* Start Dataset entries *

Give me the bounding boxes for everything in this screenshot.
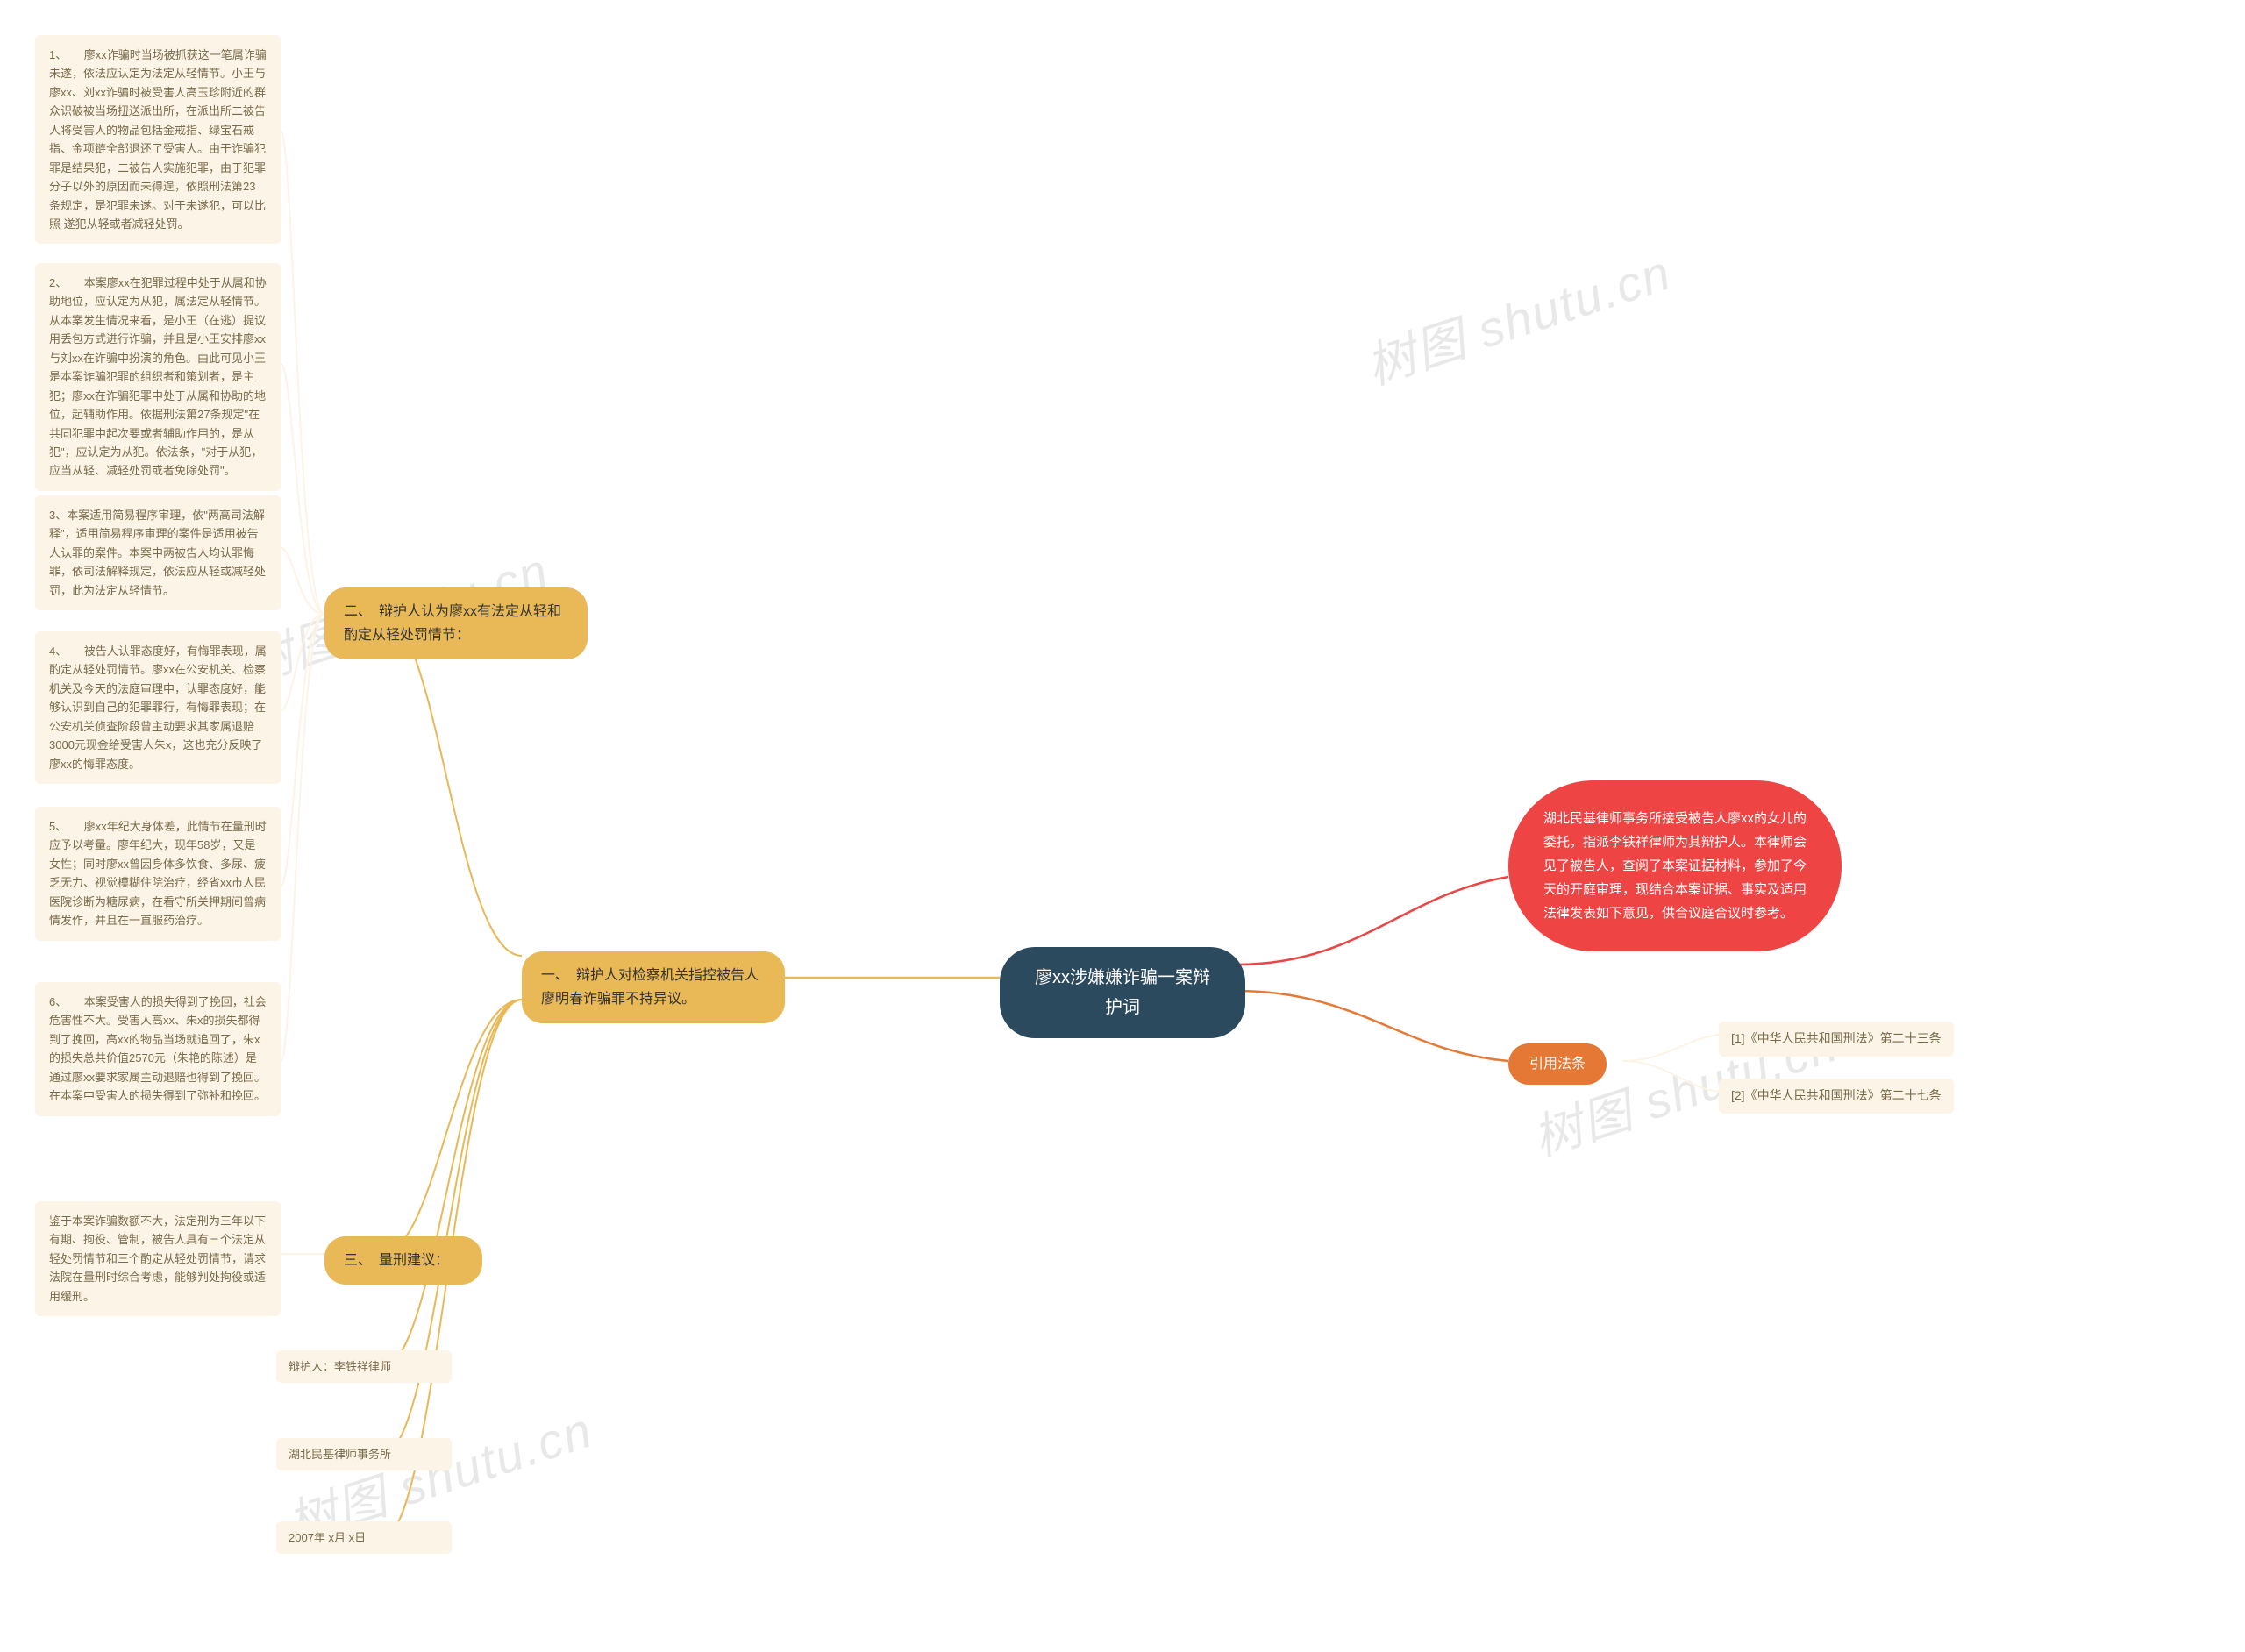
- detail-6[interactable]: 6、 本案受害人的损失得到了挽回，社会危害性不大。受害人高xx、朱x的损失都得到…: [35, 982, 281, 1116]
- references-node[interactable]: 引用法条: [1508, 1043, 1607, 1085]
- section-2-label: 二、 辩护人认为廖xx有法定从轻和酌定从轻处罚情节：: [344, 604, 561, 643]
- law-text: [2]《中华人民共和国刑法》第二十七条: [1731, 1088, 1942, 1102]
- law-ref-2[interactable]: [2]《中华人民共和国刑法》第二十七条: [1719, 1079, 1954, 1114]
- firm-node[interactable]: 湖北民基律师事务所: [276, 1438, 452, 1470]
- date-text: 2007年 x月 x日: [289, 1531, 366, 1544]
- center-title: 廖xx涉嫌嫌诈骗一案辩护词: [1035, 968, 1210, 1017]
- section-3[interactable]: 三、 量刑建议：: [324, 1236, 482, 1285]
- section-1-label: 一、 辩护人对检察机关指控被告人廖明春诈骗罪不持异议。: [541, 968, 759, 1007]
- detail-2-text: 2、 本案廖xx在犯罪过程中处于从属和协助地位，应认定为从犯，属法定从轻情节。从…: [49, 276, 267, 477]
- intro-node[interactable]: 湖北民基律师事务所接受被告人廖xx的女儿的委托，指派李铁祥律师为其辩护人。本律师…: [1508, 780, 1842, 951]
- detail-2[interactable]: 2、 本案廖xx在犯罪过程中处于从属和协助地位，应认定为从犯，属法定从轻情节。从…: [35, 263, 281, 491]
- detail-1-text: 1、 廖xx诈骗时当场被抓获这一笔属诈骗未遂，依法应认定为法定从轻情节。小王与廖…: [49, 48, 267, 231]
- intro-text: 湖北民基律师事务所接受被告人廖xx的女儿的委托，指派李铁祥律师为其辩护人。本律师…: [1543, 811, 1807, 921]
- detail-3[interactable]: 3、本案适用简易程序审理，依"两高司法解释"，适用简易程序审理的案件是适用被告人…: [35, 495, 281, 610]
- mindmap-connectors: [0, 0, 2245, 1652]
- detail-4-text: 4、 被告人认罪态度好，有悔罪表现，属酌定从轻处罚情节。廖xx在公安机关、检察机…: [49, 644, 267, 771]
- firm-text: 湖北民基律师事务所: [289, 1448, 391, 1461]
- section-2[interactable]: 二、 辩护人认为廖xx有法定从轻和酌定从轻处罚情节：: [324, 587, 588, 659]
- detail-7[interactable]: 鉴于本案诈骗数额不大，法定刑为三年以下有期、拘役、管制，被告人具有三个法定从轻处…: [35, 1201, 281, 1316]
- detail-3-text: 3、本案适用简易程序审理，依"两高司法解释"，适用简易程序审理的案件是适用被告人…: [49, 509, 266, 597]
- section-1[interactable]: 一、 辩护人对检察机关指控被告人廖明春诈骗罪不持异议。: [522, 951, 785, 1023]
- references-label: 引用法条: [1529, 1057, 1586, 1072]
- lawyer-text: 辩护人：李铁祥律师: [289, 1360, 391, 1373]
- detail-5-text: 5、 廖xx年纪大身体差，此情节在量刑时应予以考量。廖年纪大，现年58岁，又是女…: [49, 820, 267, 927]
- lawyer-node[interactable]: 辩护人：李铁祥律师: [276, 1350, 452, 1383]
- detail-7-text: 鉴于本案诈骗数额不大，法定刑为三年以下有期、拘役、管制，被告人具有三个法定从轻处…: [49, 1214, 266, 1303]
- center-topic[interactable]: 廖xx涉嫌嫌诈骗一案辩护词: [1000, 947, 1245, 1038]
- watermark: 树图 shutu.cn: [1356, 233, 1679, 399]
- section-3-label: 三、 量刑建议：: [344, 1253, 449, 1268]
- law-ref-1[interactable]: [1]《中华人民共和国刑法》第二十三条: [1719, 1022, 1954, 1057]
- detail-1[interactable]: 1、 廖xx诈骗时当场被抓获这一笔属诈骗未遂，依法应认定为法定从轻情节。小王与廖…: [35, 35, 281, 244]
- detail-5[interactable]: 5、 廖xx年纪大身体差，此情节在量刑时应予以考量。廖年纪大，现年58岁，又是女…: [35, 807, 281, 941]
- detail-6-text: 6、 本案受害人的损失得到了挽回，社会危害性不大。受害人高xx、朱x的损失都得到…: [49, 995, 267, 1102]
- law-text: [1]《中华人民共和国刑法》第二十三条: [1731, 1031, 1942, 1045]
- date-node[interactable]: 2007年 x月 x日: [276, 1521, 452, 1554]
- detail-4[interactable]: 4、 被告人认罪态度好，有悔罪表现，属酌定从轻处罚情节。廖xx在公安机关、检察机…: [35, 631, 281, 784]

* End Dataset entries *

## Exercise details
Reproduce the data above verbatim, line for line, and omit the picture from your answer.

## Complete response
Give me the bounding boxes for everything in this screenshot.
- detail-6[interactable]: 6、 本案受害人的损失得到了挽回，社会危害性不大。受害人高xx、朱x的损失都得到…: [35, 982, 281, 1116]
- references-node[interactable]: 引用法条: [1508, 1043, 1607, 1085]
- section-2-label: 二、 辩护人认为廖xx有法定从轻和酌定从轻处罚情节：: [344, 604, 561, 643]
- law-text: [2]《中华人民共和国刑法》第二十七条: [1731, 1088, 1942, 1102]
- law-ref-2[interactable]: [2]《中华人民共和国刑法》第二十七条: [1719, 1079, 1954, 1114]
- firm-node[interactable]: 湖北民基律师事务所: [276, 1438, 452, 1470]
- date-text: 2007年 x月 x日: [289, 1531, 366, 1544]
- center-title: 廖xx涉嫌嫌诈骗一案辩护词: [1035, 968, 1210, 1017]
- section-3[interactable]: 三、 量刑建议：: [324, 1236, 482, 1285]
- section-1-label: 一、 辩护人对检察机关指控被告人廖明春诈骗罪不持异议。: [541, 968, 759, 1007]
- detail-2-text: 2、 本案廖xx在犯罪过程中处于从属和协助地位，应认定为从犯，属法定从轻情节。从…: [49, 276, 267, 477]
- intro-node[interactable]: 湖北民基律师事务所接受被告人廖xx的女儿的委托，指派李铁祥律师为其辩护人。本律师…: [1508, 780, 1842, 951]
- detail-2[interactable]: 2、 本案廖xx在犯罪过程中处于从属和协助地位，应认定为从犯，属法定从轻情节。从…: [35, 263, 281, 491]
- detail-1-text: 1、 廖xx诈骗时当场被抓获这一笔属诈骗未遂，依法应认定为法定从轻情节。小王与廖…: [49, 48, 267, 231]
- intro-text: 湖北民基律师事务所接受被告人廖xx的女儿的委托，指派李铁祥律师为其辩护人。本律师…: [1543, 811, 1807, 921]
- detail-3[interactable]: 3、本案适用简易程序审理，依"两高司法解释"，适用简易程序审理的案件是适用被告人…: [35, 495, 281, 610]
- mindmap-connectors: [0, 0, 2245, 1652]
- detail-4-text: 4、 被告人认罪态度好，有悔罪表现，属酌定从轻处罚情节。廖xx在公安机关、检察机…: [49, 644, 267, 771]
- firm-text: 湖北民基律师事务所: [289, 1448, 391, 1461]
- section-2[interactable]: 二、 辩护人认为廖xx有法定从轻和酌定从轻处罚情节：: [324, 587, 588, 659]
- detail-7[interactable]: 鉴于本案诈骗数额不大，法定刑为三年以下有期、拘役、管制，被告人具有三个法定从轻处…: [35, 1201, 281, 1316]
- detail-3-text: 3、本案适用简易程序审理，依"两高司法解释"，适用简易程序审理的案件是适用被告人…: [49, 509, 266, 597]
- section-1[interactable]: 一、 辩护人对检察机关指控被告人廖明春诈骗罪不持异议。: [522, 951, 785, 1023]
- references-label: 引用法条: [1529, 1057, 1586, 1072]
- lawyer-text: 辩护人：李铁祥律师: [289, 1360, 391, 1373]
- detail-5-text: 5、 廖xx年纪大身体差，此情节在量刑时应予以考量。廖年纪大，现年58岁，又是女…: [49, 820, 267, 927]
- lawyer-node[interactable]: 辩护人：李铁祥律师: [276, 1350, 452, 1383]
- detail-7-text: 鉴于本案诈骗数额不大，法定刑为三年以下有期、拘役、管制，被告人具有三个法定从轻处…: [49, 1214, 266, 1303]
- center-topic[interactable]: 廖xx涉嫌嫌诈骗一案辩护词: [1000, 947, 1245, 1038]
- watermark: 树图 shutu.cn: [1356, 233, 1679, 399]
- section-3-label: 三、 量刑建议：: [344, 1253, 449, 1268]
- law-ref-1[interactable]: [1]《中华人民共和国刑法》第二十三条: [1719, 1022, 1954, 1057]
- detail-1[interactable]: 1、 廖xx诈骗时当场被抓获这一笔属诈骗未遂，依法应认定为法定从轻情节。小王与廖…: [35, 35, 281, 244]
- detail-5[interactable]: 5、 廖xx年纪大身体差，此情节在量刑时应予以考量。廖年纪大，现年58岁，又是女…: [35, 807, 281, 941]
- detail-6-text: 6、 本案受害人的损失得到了挽回，社会危害性不大。受害人高xx、朱x的损失都得到…: [49, 995, 267, 1102]
- law-text: [1]《中华人民共和国刑法》第二十三条: [1731, 1031, 1942, 1045]
- date-node[interactable]: 2007年 x月 x日: [276, 1521, 452, 1554]
- detail-4[interactable]: 4、 被告人认罪态度好，有悔罪表现，属酌定从轻处罚情节。廖xx在公安机关、检察机…: [35, 631, 281, 784]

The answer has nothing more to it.